══ Excerpted data
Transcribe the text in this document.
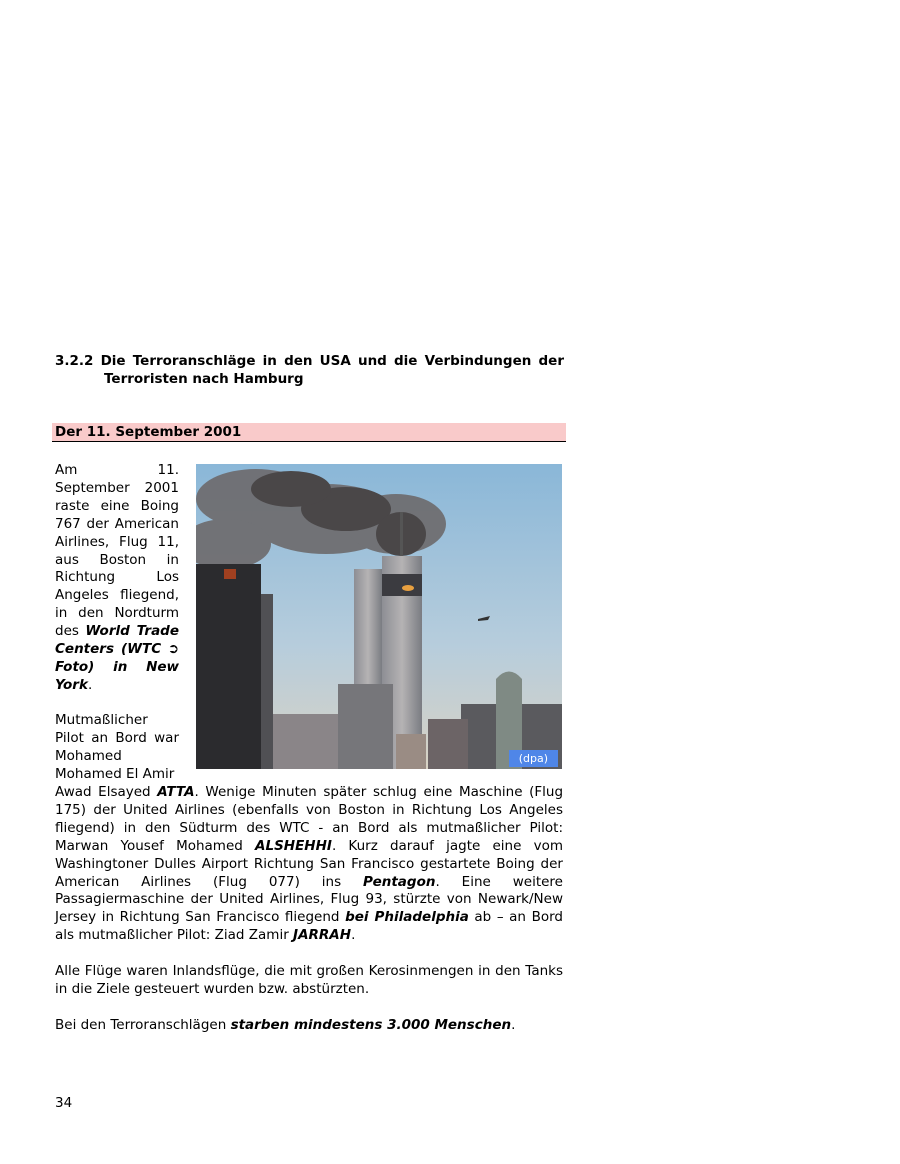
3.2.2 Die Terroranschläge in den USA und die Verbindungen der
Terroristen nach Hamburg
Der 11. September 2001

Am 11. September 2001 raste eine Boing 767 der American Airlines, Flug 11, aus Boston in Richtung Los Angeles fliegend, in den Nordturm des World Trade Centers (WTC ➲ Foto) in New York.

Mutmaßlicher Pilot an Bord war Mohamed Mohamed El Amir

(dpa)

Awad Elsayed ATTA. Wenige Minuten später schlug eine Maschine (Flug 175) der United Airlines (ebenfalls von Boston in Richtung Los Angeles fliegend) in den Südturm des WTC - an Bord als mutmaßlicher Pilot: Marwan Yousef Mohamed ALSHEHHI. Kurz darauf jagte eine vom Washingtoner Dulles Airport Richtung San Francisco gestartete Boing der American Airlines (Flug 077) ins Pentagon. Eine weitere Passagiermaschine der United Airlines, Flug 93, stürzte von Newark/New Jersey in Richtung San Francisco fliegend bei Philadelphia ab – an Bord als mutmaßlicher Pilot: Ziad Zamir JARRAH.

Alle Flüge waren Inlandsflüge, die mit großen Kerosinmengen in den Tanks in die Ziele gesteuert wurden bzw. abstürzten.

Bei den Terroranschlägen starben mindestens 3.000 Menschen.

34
════
══ Excerpted data
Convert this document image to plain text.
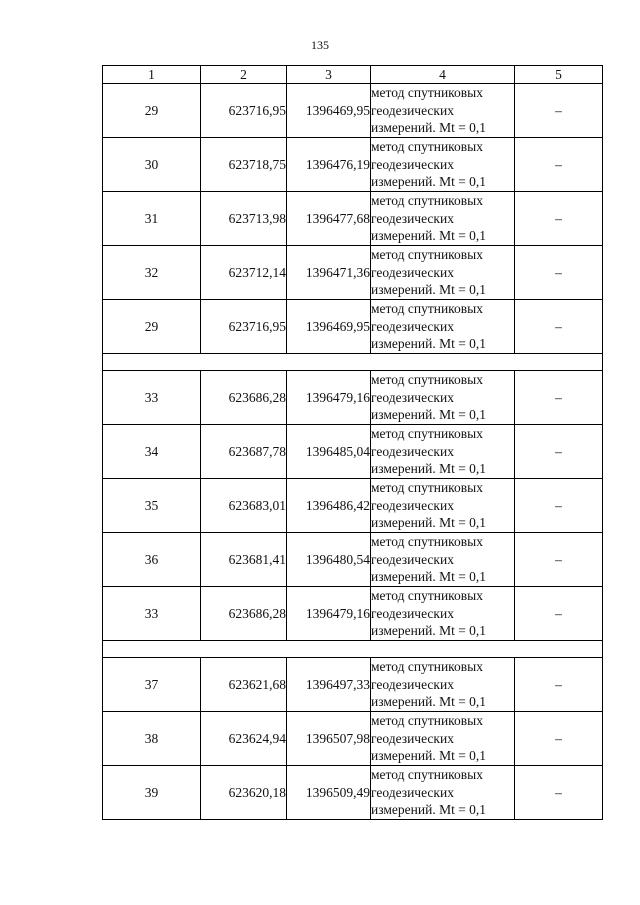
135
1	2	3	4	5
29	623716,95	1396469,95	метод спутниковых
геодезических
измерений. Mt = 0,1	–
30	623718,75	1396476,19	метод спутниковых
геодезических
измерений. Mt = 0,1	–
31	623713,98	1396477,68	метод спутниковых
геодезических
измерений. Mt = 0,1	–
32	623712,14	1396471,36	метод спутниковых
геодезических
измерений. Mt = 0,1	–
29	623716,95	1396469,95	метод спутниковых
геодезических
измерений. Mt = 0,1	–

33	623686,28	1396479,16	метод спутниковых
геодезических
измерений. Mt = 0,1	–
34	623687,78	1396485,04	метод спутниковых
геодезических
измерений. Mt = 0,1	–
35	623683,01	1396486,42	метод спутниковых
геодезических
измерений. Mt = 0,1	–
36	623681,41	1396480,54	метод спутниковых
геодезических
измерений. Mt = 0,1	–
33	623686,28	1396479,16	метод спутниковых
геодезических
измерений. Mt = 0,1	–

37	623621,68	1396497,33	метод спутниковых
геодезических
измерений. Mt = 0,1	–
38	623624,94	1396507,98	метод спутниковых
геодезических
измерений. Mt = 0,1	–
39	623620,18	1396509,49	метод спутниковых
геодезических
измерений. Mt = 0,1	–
════
#### [Written task]
Identify each line in the entries with the word "September" and copy it.

#### [Correct result]
Der 11. September 2001
Am 11. September 2001 raste eine Boing 767 der American Airlines, Flug 11, aus Boston in Richtung Los Angeles fliegend, in den Nordturm des World Trade Centers (WTC ➲ Foto) in New York.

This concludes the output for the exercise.